### TEKS YANG DIBERIKAN
Monday, March 31, 2014

Tanjidor, Kesenian Betawi yang Kian Terancam

Tanjidor adalah salah satu jenis musik Betawi yang mendapat pengaruh kuat dari musik Eropa. Kata "Tanjidor" itu sendiri berasal dari kata dalam bahasa Portugis “tangedor”, yang berarti "alat-alat musik berdawai (stringed instruments)". Tetapi dalam kenyataannya, ansambel Tanjidor terdiri dari alat-alat musik yang terdiri dari klarinet (tiup), piston (tiup), trombon (tiup), saksofon tenor (tiup), saksofon bas (tiup), drum  (membranofon), simbal (perkusi), dan side drums (tambur). Jenis musik ini muncul pada abad ke-18 yang ketika itu dimainkan oleh 7 sampai dengan 10 orang,  untuk mengiringi perhelatan atau mengarak pengantin. Namun akhir-akhir ini, musik Tanjidor seringnya ditampilkan untuk menyambut tamu agung.




Menurut cerita Rachmat Ruchiyat, peneliti yang sudah mendokumentasi berbagai budaya Betawi, tanjidor mulai tercatat perkembangannya saat masa tuan tanah di Batavia. Pada abad ke-19, di lingkungan Betawi hiduplah tuan-tuan tanah kaya raya. Salah satunya adalah Majoor Jantje, yang tinggal di Citrap (Citeureup). Mayor Jantje ini memiliki sekelompok pelayan yang secara bergantian memainkan alat musik untuk menghiburnya. Mayor bahkan memanggil guru pelatih atau mentor khusus untuk mengajari budak-budaknya yang berbakat musik. Sampai muncul peraturan baru yang membuat perbudakan dibubarkan, para pemusik tersebut bergabung yang selanjutnya akan menjadi asal muasal kelompok Tanjidor. Uniknya, mereka selalu bermain tanpa partitur. Tidak ada patron (ketentuan) yang baku. Ketika era kekuasaan Jepang masuk ke Indonesia yang mengakibatkan kelompok ini menjadi bubar. Namun, para pemusiknya berusaha mempertahankan tanjidor dengan cara ngamen dari rumah ke rumah. Namun saat periode Walikota Jakarta Raya Sudiro, tahun 1953, grup Tanjidor dianggap merendahkan harkat sehingga dilarang dalam bentuk apapun.


Berbagai tantangan mulai dihadapi oleh perkembangan musik Tanjidor. Tantangan terbesar adalah soal regenerasi Tanjidor. Upaya regenerasi ini tidak mudah dilakukan karena generasi muda umumnya tidak tertarik untuk mempelajari Tanjidor, tak terkecuali anak-anak dari para pemusiknya. Keberlangsungan hidup tanjidor makin terancam karena tidak ada upaya untuk pendokumentasian. Salah satunya terhadap lagu-lagu yang dimainkan, karena selama ini para pemain tanjidor memainkan lagu tanpa catatan dan hanya berdasarkan ingatan. Upaya pendokumentasian ini pernah ditunjukan pada era Ali Sadikin, namun hasil dokumentasi tersebut hilang. Pada awal kemunculannya, tanjidor merupakan kesenian masyarakat papan atas. Seiring perkembangan zaman, tanjidor hanya dimainkan masyarakat pinggiran Jakarta. Bahkan sekarang tidak banyak lagi grup tanjidor, baik di daerah Jakarta dan pinggiran kota, maupun daerah-daerah Jawa Barat.

### SOAL UNTUK DIKERJAKAN
1. Ringkaslah paragraf yang diawali "Tanjidor adalah salah satu jenis musik Betawi" dalam teks tentang Tanjidor di atas. Pertahankan fakta-fakta utamanya.
2. Salin bagian teks tentang Tanjidor di atas dari "Tanjidor, Kesenian Betawi" sampai "menyambut tamu agung." tanpa mengubah apa pun.

### BAHAN YANG DISEDIAKAN
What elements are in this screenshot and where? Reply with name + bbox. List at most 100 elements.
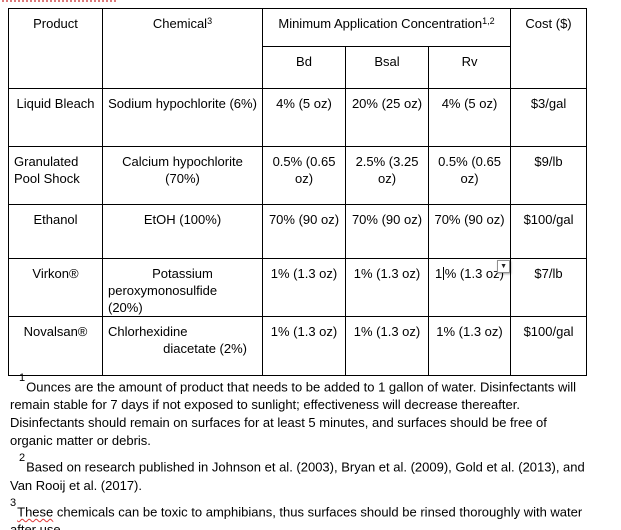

### JAWABAN PER TUGAS
1. Tanjidor adalah musik Betawi yang sangat dipengaruhi musik Eropa. Namanya berasal dari kata Portugis "tangedor" yang berarti alat musik berdawai. Namun, ansambelnya terdiri dari klarinet, piston, trombon, saksofon tenor, saksofon bas, drum, simbal, dan side drums. Musik ini muncul pada abad ke-18 dan dimainkan oleh 7 sampai 10 orang untuk mengiringi perhelatan atau mengarak pengantin. Kini Tanjidor lebih sering ditampilkan untuk menyambut tamu agung.

2.
Tanjidor, Kesenian Betawi yang Kian Terancam

Tanjidor adalah salah satu jenis musik Betawi yang mendapat pengaruh kuat dari musik Eropa. Kata "Tanjidor" itu sendiri berasal dari kata dalam bahasa Portugis “tangedor”, yang berarti "alat-alat musik berdawai (stringed instruments)". Tetapi dalam kenyataannya, ansambel Tanjidor terdiri dari alat-alat musik yang terdiri dari klarinet (tiup), piston (tiup), trombon (tiup), saksofon tenor (tiup), saksofon bas (tiup), drum  (membranofon), simbal (perkusi), dan side drums (tambur). Jenis musik ini muncul pada abad ke-18 yang ketika itu dimainkan oleh 7 sampai dengan 10 orang,  untuk mengiringi perhelatan atau mengarak pengantin. Namun akhir-akhir ini, musik Tanjidor seringnya ditampilkan untuk menyambut tamu agung.